BEGIN Excerpted records

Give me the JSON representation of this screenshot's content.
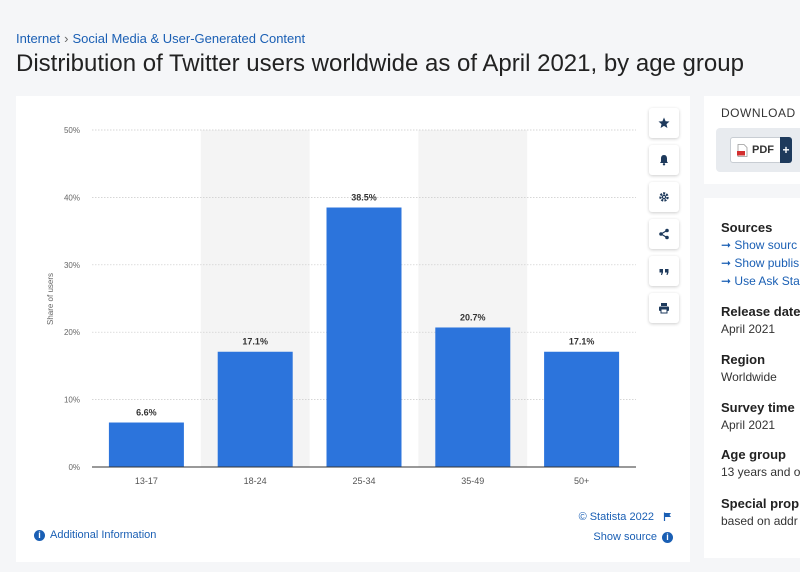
{
  "breadcrumb": {
    "items": [
      "Internet",
      "Social Media & User-Generated Content"
    ],
    "separator": "›"
  },
  "page_title": "Distribution of Twitter users worldwide as of April 2021, by age group",
  "toolbar": {
    "icons": [
      "star-icon",
      "bell-icon",
      "gear-icon",
      "share-icon",
      "quote-icon",
      "print-icon"
    ]
  },
  "footer": {
    "additional_info": "Additional Information",
    "copyright": "© Statista 2022",
    "show_source": "Show source"
  },
  "download": {
    "title": "DOWNLOAD",
    "pdf_label": "PDF",
    "plus": "+"
  },
  "details": {
    "sources_heading": "Sources",
    "source_links": [
      "Show sourc",
      "Show publis",
      "Use Ask Sta"
    ],
    "release_heading": "Release date",
    "release_value": "April 2021",
    "region_heading": "Region",
    "region_value": "Worldwide",
    "survey_heading": "Survey time",
    "survey_value": "April 2021",
    "age_heading": "Age group",
    "age_value": "13 years and o",
    "special_heading": "Special prop",
    "special_value": "based on addr"
  },
  "colors": {
    "bar": "#2c74dc",
    "link": "#1a5fb4",
    "band": "#f4f4f4"
  },
  "chart_data": {
    "type": "bar",
    "categories": [
      "13-17",
      "18-24",
      "25-34",
      "35-49",
      "50+"
    ],
    "values": [
      6.6,
      17.1,
      38.5,
      20.7,
      17.1
    ],
    "value_labels": [
      "6.6%",
      "17.1%",
      "38.5%",
      "20.7%",
      "17.1%"
    ],
    "ylabel": "Share of users",
    "ylim": [
      0,
      50
    ],
    "yticks": [
      0,
      10,
      20,
      30,
      40,
      50
    ],
    "ytick_labels": [
      "0%",
      "10%",
      "20%",
      "30%",
      "40%",
      "50%"
    ],
    "grid": true
  }
}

END Excerpted records

Exercise directions:
Show every line of the listing in which the string "users" can be found.

Task result:
  "page_title": "Distribution of Twitter users worldwide as of April 2021, by age group",
    "ylabel": "Share of users",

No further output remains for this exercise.